> _SOURCE PASSAGE_
Career Path: Kieren Perkins’ Olympic Journey Through Business

Kieren Perkins

Gold medal-winning swimmer Kieren Perkins discovered what he was made of when he swapped the pool for the corporate world.

Find the light on the hill

2022-present | CEO, Australian Sports Commission

“When I announced I got this job, a lot of people said, ‘Why would you want to join the government with all its bureaucracy?’ I was like, ‘Well, if you say that, you don’t understand that sport and the politics of sport are infinitely harder and more challenging than anything that goes on in government.’ Since I’ve arrived, what’s become really clear to me is that all the human behaviours and all the value sets that I’ve experienced within my time in this business are exactly the same as what you find in any large corporate bureaucracy. There are different acronyms= and some different processes but the behaviours are all the same. The funding role we have in delivering the federal government’s strategy for sport means that I am arguably the only person in sport in Australia who is responsible and focused on the system, not an individual sport or an individual component of sport. I’m finding it really inspiring and engaging but sport is a massive beast that is filled with amazing amounts of passion and deeply entrenched levels of ambition and ego that are often enabled by the status quo not being challenged. But the 2032 Brisbane Olympic and Paralympic Games are the light on the hill that we’re all aiming for so everybody is motivated to achieve the ultimate outcome together. We can see what we’re all working towards.”

Be aware that your words have power

2021-2022 | CEO, Australian Unity Bank

“I’ve learnt that the impact I have in everything I say and do stretches far beyond what I can visibly see. I saw this at NAB, too, where a leader would have a question or an idea and throw a comment out without actually giving any reflection to the cascade of events that would lead to thousands of hours of work by at times hundreds of people to provide an answer to something that the leader wasn’t really that worried about. It was just a brain fart. So coming into this role, I had to edit myself and be far more conscious of the shadow and the way that shadow impacts the people around me.”

Frustration is not your friend

2019-2022 | President, Swimming Australia

“I joined the swimming board in 2001, left at the end of 2007 and came back in 2019. I assumed that the system and everybody in it had spent 10 years growing and evolving like I had. But it was the same sport with the same personalities engulfed in the same petty, ignorant, political, myopic challenges – along with all of the incredible inspirational and heroic activities that happened as well. I found myself surprised and challenged by the groundhog day feel about it. I’d had 10-plus years in a corporate environment where we were diverse across gender and cultural lines, mature in our governance and risk management… all the stuff you take for granted in a corporate environment. I had to reset and start the process again. How do I engage my experience and knowledge in a way that brings people with me? How do I suppress the frustration that some of this stuff is just not being delivered the way that it should be? It was a big challenge and a big moment for me.”

> _PROMPT 1_
Recast the rows, from the first one through the one containing "data-label: 32% [323,116,343,126]", as a numbered list, leaving out any blank lines.

(Layout region records)
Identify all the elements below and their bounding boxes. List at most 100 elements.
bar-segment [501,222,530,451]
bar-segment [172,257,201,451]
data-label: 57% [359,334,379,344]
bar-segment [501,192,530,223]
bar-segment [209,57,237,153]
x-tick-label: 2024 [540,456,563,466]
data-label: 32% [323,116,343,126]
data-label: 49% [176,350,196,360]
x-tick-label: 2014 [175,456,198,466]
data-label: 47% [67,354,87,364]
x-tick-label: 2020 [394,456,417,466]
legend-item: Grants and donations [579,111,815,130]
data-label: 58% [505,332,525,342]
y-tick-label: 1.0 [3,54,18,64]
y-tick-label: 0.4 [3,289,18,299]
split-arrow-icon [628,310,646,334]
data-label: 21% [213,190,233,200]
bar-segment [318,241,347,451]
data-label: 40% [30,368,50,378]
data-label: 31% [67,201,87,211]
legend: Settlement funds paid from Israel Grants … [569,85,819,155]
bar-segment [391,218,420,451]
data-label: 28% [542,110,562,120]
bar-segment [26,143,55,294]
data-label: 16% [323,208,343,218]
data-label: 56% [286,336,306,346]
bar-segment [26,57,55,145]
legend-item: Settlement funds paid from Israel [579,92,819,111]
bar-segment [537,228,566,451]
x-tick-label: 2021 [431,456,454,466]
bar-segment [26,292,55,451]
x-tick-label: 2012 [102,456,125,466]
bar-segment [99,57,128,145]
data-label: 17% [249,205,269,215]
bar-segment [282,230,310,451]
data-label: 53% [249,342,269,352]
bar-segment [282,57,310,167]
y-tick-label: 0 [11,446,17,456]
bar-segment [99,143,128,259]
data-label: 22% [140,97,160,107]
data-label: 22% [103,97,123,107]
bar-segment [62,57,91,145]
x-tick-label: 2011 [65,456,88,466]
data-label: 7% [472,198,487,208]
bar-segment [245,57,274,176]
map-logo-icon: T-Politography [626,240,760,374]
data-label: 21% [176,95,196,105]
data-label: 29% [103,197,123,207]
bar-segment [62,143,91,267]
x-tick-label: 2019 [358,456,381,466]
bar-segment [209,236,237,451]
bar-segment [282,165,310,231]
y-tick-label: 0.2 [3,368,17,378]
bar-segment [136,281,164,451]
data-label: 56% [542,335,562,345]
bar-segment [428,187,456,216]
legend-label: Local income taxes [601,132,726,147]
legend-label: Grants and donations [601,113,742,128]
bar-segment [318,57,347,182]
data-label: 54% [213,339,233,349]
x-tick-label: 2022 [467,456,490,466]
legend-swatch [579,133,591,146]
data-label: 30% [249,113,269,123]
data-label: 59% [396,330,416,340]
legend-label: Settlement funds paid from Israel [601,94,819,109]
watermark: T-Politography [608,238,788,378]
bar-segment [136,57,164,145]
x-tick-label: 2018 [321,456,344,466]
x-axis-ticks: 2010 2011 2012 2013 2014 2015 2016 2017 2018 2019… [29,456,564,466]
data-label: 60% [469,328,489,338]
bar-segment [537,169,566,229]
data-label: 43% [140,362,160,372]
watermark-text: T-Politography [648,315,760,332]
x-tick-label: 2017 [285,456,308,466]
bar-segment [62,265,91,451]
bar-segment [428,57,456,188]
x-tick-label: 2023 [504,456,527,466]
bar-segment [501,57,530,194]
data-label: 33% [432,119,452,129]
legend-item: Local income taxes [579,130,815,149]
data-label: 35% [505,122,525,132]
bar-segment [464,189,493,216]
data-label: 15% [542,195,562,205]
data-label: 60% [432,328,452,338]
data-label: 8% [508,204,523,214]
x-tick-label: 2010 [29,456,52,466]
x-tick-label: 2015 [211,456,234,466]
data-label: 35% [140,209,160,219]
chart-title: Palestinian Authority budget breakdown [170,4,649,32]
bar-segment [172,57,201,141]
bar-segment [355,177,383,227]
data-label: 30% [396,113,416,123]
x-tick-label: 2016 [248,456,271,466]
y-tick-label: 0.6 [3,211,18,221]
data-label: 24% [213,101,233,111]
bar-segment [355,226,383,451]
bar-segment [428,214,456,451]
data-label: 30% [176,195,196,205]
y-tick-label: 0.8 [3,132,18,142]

> _PROMPT 2_
Copy the passage from the Kieren Perkins profile that runs from "Career Path: Kieren" through "the corporate world.", inclusive.

> _EXERCISE RESULT 1_
1. Identify all the elements below and their bounding boxes. List at most 100 elements.
2. bar-segment [501,222,530,451]
3. bar-segment [172,257,201,451]
4. data-label: 57% [359,334,379,344]
5. bar-segment [501,192,530,223]
6. bar-segment [209,57,237,153]
7. x-tick-label: 2024 [540,456,563,466]
8. data-label: 32% [323,116,343,126]

> _EXERCISE RESULT 2_
Career Path: Kieren Perkins’ Olympic Journey Through Business

Kieren Perkins

Gold medal-winning swimmer Kieren Perkins discovered what he was made of when he swapped the pool for the corporate world.